* [Exercise goal]: Report every line of the records below that contains the word "teléfono".

* [Data records]:
____________

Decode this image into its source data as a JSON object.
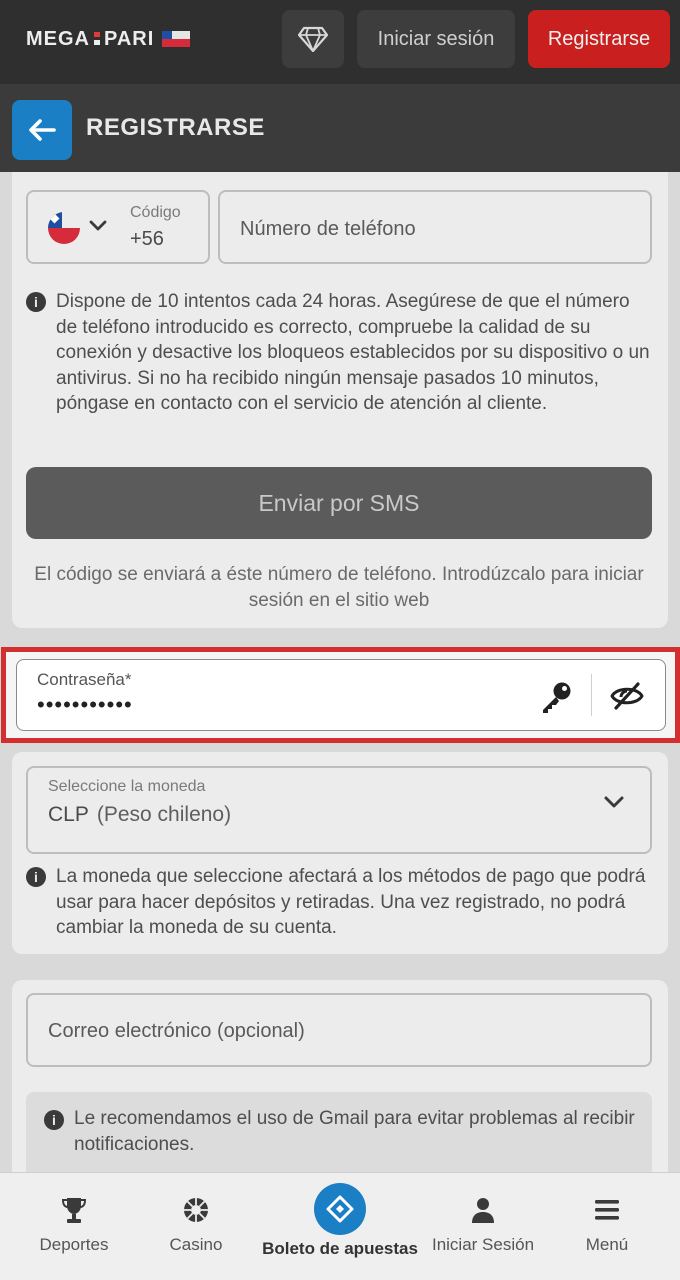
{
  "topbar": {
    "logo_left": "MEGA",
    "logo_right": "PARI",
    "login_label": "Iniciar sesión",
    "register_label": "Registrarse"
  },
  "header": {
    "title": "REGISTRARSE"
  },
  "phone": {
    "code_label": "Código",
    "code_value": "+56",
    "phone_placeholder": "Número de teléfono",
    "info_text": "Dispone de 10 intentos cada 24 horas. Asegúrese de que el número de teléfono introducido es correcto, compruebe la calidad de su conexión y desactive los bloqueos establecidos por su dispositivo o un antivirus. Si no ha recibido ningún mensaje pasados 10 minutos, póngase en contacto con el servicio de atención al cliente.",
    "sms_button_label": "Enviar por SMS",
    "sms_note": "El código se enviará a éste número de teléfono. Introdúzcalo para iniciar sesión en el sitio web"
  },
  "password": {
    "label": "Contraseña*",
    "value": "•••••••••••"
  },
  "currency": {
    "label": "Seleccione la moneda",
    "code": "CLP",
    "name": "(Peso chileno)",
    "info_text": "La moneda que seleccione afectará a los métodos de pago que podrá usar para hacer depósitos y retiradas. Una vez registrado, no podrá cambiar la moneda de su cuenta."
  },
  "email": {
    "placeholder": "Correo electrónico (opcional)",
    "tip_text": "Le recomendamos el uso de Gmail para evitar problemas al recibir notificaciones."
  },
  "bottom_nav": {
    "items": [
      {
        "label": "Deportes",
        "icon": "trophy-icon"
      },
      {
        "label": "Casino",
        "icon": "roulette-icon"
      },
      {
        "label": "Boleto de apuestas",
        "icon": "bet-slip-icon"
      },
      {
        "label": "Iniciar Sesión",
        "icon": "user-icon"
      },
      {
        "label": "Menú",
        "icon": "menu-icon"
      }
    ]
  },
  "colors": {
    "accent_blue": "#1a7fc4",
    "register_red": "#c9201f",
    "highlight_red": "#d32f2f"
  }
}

____________

* [Your solution]:
    "phone_placeholder": "Número de teléfono",
    "info_text": "Dispone de 10 intentos cada 24 horas. Asegúrese de que el número de teléfono introducido es correcto, compruebe la calidad de su conexión y desactive los bloqueos establecidos por su dispositivo o un antivirus. Si no ha recibido ningún mensaje pasados 10 minutos, póngase en contacto con el servicio de atención al cliente.",
    "sms_note": "El código se enviará a éste número de teléfono. Introdúzcalo para iniciar sesión en el sitio web"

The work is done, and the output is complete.